• Records for this task
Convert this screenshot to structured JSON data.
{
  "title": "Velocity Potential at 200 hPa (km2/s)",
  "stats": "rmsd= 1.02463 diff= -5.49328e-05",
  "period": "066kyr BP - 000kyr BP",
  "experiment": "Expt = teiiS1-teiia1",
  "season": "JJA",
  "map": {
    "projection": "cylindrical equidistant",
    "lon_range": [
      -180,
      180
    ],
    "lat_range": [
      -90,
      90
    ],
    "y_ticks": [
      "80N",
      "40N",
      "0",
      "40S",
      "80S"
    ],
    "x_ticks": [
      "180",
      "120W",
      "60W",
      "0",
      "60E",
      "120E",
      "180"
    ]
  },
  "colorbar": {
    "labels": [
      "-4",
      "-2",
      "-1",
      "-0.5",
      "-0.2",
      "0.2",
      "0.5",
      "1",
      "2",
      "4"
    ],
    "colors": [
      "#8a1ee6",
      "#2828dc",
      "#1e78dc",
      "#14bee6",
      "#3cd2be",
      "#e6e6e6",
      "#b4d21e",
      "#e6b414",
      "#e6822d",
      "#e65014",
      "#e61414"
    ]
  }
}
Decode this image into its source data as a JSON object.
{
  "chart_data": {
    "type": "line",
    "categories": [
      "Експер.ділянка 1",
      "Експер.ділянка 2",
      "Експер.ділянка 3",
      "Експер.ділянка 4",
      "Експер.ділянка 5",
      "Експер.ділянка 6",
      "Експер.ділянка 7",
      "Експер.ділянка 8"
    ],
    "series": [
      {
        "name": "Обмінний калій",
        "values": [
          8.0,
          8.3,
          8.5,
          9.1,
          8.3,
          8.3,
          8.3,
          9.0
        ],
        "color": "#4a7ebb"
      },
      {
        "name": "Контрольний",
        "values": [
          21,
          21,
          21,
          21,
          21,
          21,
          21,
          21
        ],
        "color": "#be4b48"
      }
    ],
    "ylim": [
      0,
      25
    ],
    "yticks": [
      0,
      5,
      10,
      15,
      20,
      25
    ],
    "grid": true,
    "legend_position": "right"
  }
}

• Given task
Retype the entries one by one, exactly.

• Expected answer
Convert this screenshot to structured JSON data.
{
  "title": "Velocity Potential at 200 hPa (km2/s)",
  "stats": "rmsd= 1.02463 diff= -5.49328e-05",
  "period": "066kyr BP - 000kyr BP",
  "experiment": "Expt = teiiS1-teiia1",
  "season": "JJA",
  "map": {
    "projection": "cylindrical equidistant",
    "lon_range": [
      -180,
      180
    ],
    "lat_range": [
      -90,
      90
    ],
    "y_ticks": [
      "80N",
      "40N",
      "0",
      "40S",
      "80S"
    ],
    "x_ticks": [
      "180",
      "120W",
      "60W",
      "0",
      "60E",
      "120E",
      "180"
    ]
  },
  "colorbar": {
    "labels": [
      "-4",
      "-2",
      "-1",
      "-0.5",
      "-0.2",
      "0.2",
      "0.5",
      "1",
      "2",
      "4"
    ],
    "colors": [
      "#8a1ee6",
      "#2828dc",
      "#1e78dc",
      "#14bee6",
      "#3cd2be",
      "#e6e6e6",
      "#b4d21e",
      "#e6b414",
      "#e6822d",
      "#e65014",
      "#e61414"
    ]
  }
}
Decode this image into its source data as a JSON object.
{
  "chart_data": {
    "type": "line",
    "categories": [
      "Експер.ділянка 1",
      "Експер.ділянка 2",
      "Експер.ділянка 3",
      "Експер.ділянка 4",
      "Експер.ділянка 5",
      "Експер.ділянка 6",
      "Експер.ділянка 7",
      "Експер.ділянка 8"
    ],
    "series": [
      {
        "name": "Обмінний калій",
        "values": [
          8.0,
          8.3,
          8.5,
          9.1,
          8.3,
          8.3,
          8.3,
          9.0
        ],
        "color": "#4a7ebb"
      },
      {
        "name": "Контрольний",
        "values": [
          21,
          21,
          21,
          21,
          21,
          21,
          21,
          21
        ],
        "color": "#be4b48"
      }
    ],
    "ylim": [
      0,
      25
    ],
    "yticks": [
      0,
      5,
      10,
      15,
      20,
      25
    ],
    "grid": true,
    "legend_position": "right"
  }
}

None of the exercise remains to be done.